> _Request_:
Copy out all lines of the records in which the word "that" appears.

------ Dataset ------

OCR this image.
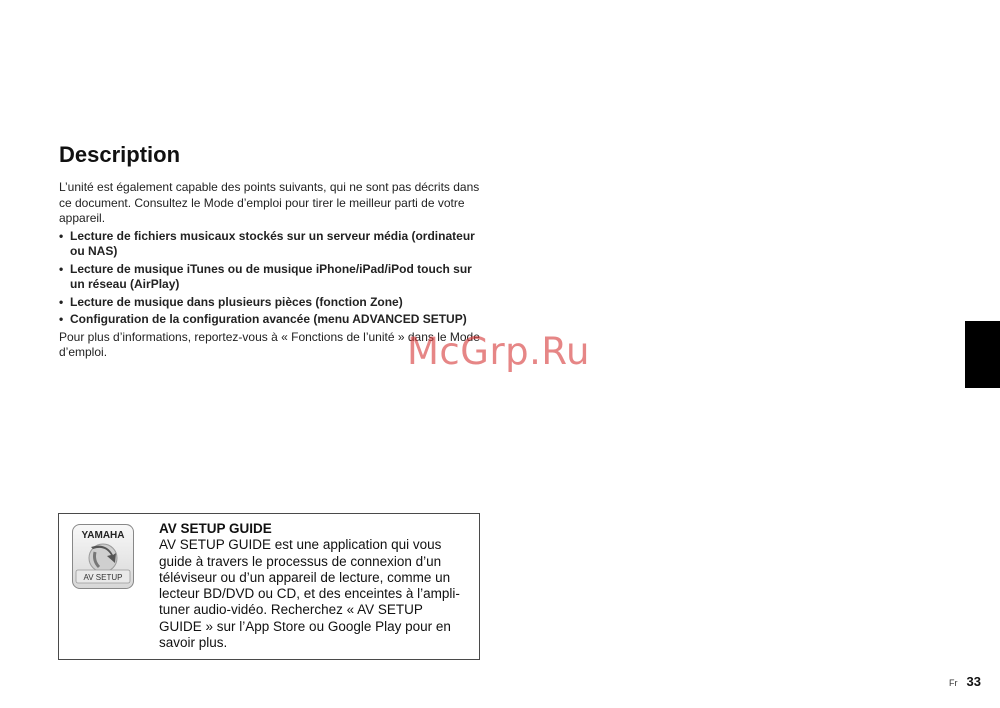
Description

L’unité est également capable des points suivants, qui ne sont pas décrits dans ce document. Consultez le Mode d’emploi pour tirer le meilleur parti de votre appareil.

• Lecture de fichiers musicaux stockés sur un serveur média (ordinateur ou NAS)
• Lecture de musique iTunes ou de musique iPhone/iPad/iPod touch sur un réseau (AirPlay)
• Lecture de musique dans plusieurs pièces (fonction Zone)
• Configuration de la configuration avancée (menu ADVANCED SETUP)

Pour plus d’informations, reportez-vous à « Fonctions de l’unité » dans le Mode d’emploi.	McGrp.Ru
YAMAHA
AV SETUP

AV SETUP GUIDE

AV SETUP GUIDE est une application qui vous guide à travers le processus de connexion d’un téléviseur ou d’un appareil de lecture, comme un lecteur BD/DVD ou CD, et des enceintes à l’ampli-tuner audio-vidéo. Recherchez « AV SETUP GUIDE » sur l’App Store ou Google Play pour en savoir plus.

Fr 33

------
------ Dataset ------

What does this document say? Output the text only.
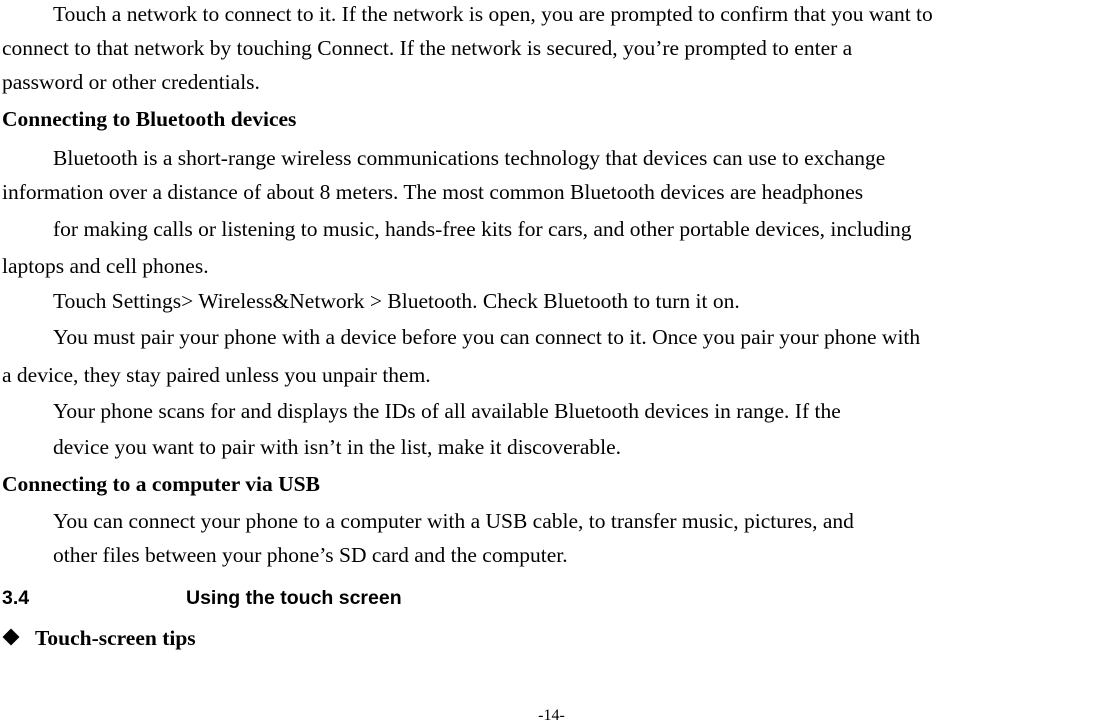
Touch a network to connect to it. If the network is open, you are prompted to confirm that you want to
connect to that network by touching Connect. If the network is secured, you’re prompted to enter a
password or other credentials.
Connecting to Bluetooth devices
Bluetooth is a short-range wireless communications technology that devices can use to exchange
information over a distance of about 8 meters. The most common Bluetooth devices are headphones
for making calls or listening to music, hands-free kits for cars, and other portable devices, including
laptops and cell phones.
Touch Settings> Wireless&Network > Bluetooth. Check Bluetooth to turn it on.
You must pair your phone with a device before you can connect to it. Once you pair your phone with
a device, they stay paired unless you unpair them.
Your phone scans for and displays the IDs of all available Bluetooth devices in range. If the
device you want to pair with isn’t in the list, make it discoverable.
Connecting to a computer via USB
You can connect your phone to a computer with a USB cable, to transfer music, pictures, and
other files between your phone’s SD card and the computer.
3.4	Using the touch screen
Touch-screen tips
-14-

------
------ Dataset ------

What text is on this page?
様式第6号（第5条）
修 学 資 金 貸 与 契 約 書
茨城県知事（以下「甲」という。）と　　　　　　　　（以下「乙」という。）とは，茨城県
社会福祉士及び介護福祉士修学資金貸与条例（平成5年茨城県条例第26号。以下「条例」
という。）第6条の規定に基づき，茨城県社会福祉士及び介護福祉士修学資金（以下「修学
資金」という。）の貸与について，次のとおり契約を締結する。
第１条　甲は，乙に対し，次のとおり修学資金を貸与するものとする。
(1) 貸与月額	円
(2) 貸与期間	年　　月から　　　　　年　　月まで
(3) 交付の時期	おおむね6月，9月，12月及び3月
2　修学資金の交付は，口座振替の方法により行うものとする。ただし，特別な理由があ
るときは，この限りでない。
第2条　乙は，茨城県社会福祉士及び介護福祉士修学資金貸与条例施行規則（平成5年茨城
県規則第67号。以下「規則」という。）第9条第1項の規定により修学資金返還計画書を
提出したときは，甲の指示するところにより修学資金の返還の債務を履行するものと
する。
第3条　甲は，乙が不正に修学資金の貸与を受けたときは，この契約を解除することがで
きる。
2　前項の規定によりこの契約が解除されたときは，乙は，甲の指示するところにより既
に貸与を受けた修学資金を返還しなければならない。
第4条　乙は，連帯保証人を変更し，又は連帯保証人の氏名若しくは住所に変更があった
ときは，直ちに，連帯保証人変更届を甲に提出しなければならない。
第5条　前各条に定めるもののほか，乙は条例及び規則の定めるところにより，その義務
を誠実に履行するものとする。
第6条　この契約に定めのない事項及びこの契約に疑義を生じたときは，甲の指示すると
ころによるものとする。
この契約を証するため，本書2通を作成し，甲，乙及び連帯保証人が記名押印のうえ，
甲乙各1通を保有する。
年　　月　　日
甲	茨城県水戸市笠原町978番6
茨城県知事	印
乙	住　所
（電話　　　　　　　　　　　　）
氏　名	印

------

> _Exercise solution_:
Touch a network to connect to it. If the network is open, you are prompted to confirm that you want to
connect to that network by touching Connect. If the network is secured, you’re prompted to enter a
Bluetooth is a short-range wireless communications technology that devices can use to exchange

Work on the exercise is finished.